-- Begin PROVIDED TEXT --
Speaker pro tempore of the Senate of Canada
- In office December 7, 1992 – January 18, 1998
- Preceded by: Rhéal Bélisle
- Succeeded by: Rose-Marie Losier-Cool

Senator from Newfoundland
- In office December 30, 1987 – January 18, 1998
- Preceded by: Frederick William Rowe
- Succeeded by: Joan Cook

Leader of the Opposition (Newfoundland)
- In office 1967–1969
- Preceded by: Noel Murphy
- Succeeded by: Frank Moores

Leader of the Progressive Conservative Party of Newfoundland
- In office 1967–1969
- Preceded by: Noel Murphy
- Succeeded by: Frank Moores

Minister of Energy
- In office February 19, 1987 – December 30, 1987
- Premier: Brian Peckford
- Succeeded by: Brian Peckford

Minister of Intergovernmental Affairs
- In office April 24, 1985 – February 19, 1987
- Premier: Brian Peckford
- Preceded by: Alex Hickman
- Succeeded by: Brian Peckford

Minister of Labour
- In office January 15, 1985 – April 24, 1985
- Premier: Brian Peckford
- Preceded by: Jerome Dinn
- Succeeded by: Ted Blanchard

Minister of Justice
- In office July 3, 1979 – April 24, 1985
- Premier: Brian Peckford
- Preceded by: Alex Hickman
- Succeeded by: Lynn Verge

31st Speaker of the Newfoundland House of Assembly
- In office 1975–1979
- Preceded by: James Russell
- Succeeded by: Len Simms

Minister of Education Education and Youth (1972–1973)
- In office December 1, 1972 – October 10, 1975
- Premier: Frank Moores
- Preceded by: Jerome Dinn
- Succeeded by: Ted Blanchard

Minister without portfolio
- In office January 18, 1972 – December 1, 1972
- Premier: Frank Moores

Member of the Newfoundland House of Assembly for Waterford-Kenmount
- In office September 16, 1975 – December 30, 1987
- Preceded by: John A. Carter (as MHA for St. John's North)
- Succeeded by: Eric Gullage

Member of the Newfoundland House of Assembly for St. Mary's
- In office October 28, 1971 – September 16, 1975
- Preceded by: James M. McGrath
- Succeeded by: Walter C. Carter (as MHA for St. Mary's-The Capes)

Member of the Newfoundland House of Assembly for St. John's East
- In office September 8, 1966 – June 26, 1970
- Preceded by: James Greene
- Succeeded by: William Marshall

Personal details
- Born: Gerald Ryan Ottenheimer June 4, 1934 London, England
- Died: January 18, 1998 (aged 63)
-- End PROVIDED TEXT --
-- Begin PROVIDED DATA --
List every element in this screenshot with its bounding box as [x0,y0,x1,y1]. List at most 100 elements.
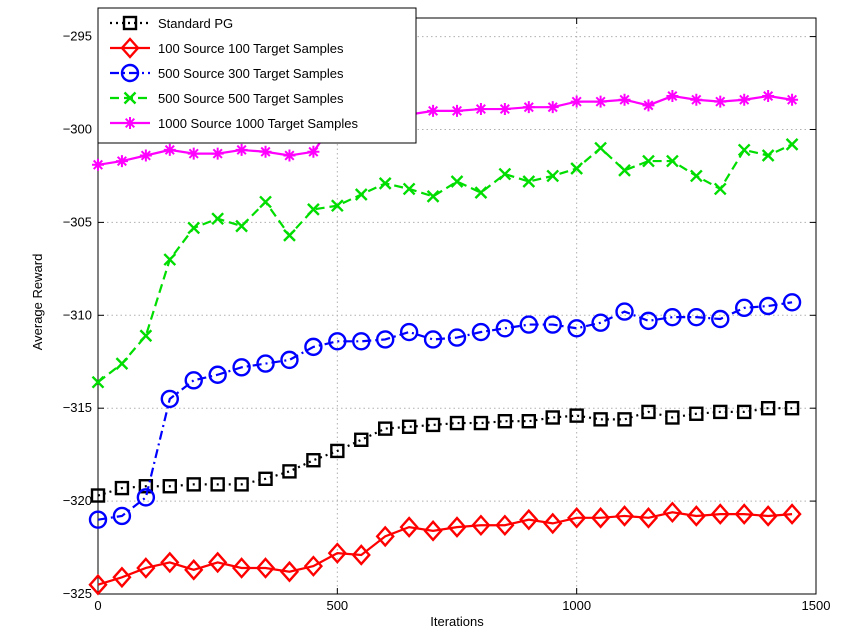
-- End PROVIDED DATA --
_EXERCISE SET_.
- A) Reproduce the passage of the career summary that begins at the words "Minister without portfolio" and stops after "St. John's North)".
- B) In the career summary, list every office held under Premier Brian Peckford.

_OUTPUTS IN ORDER_.
- A)
Minister without portfolio
- In office January 18, 1972 – December 1, 1972
- Premier: Frank Moores

Member of the Newfoundland House of Assembly for Waterford-Kenmount
- In office September 16, 1975 – December 30, 1987
- Preceded by: John A. Carter (as MHA for St. John's North)

- B)
Minister of Energy
Minister of Intergovernmental Affairs
Minister of Labour
Minister of Justice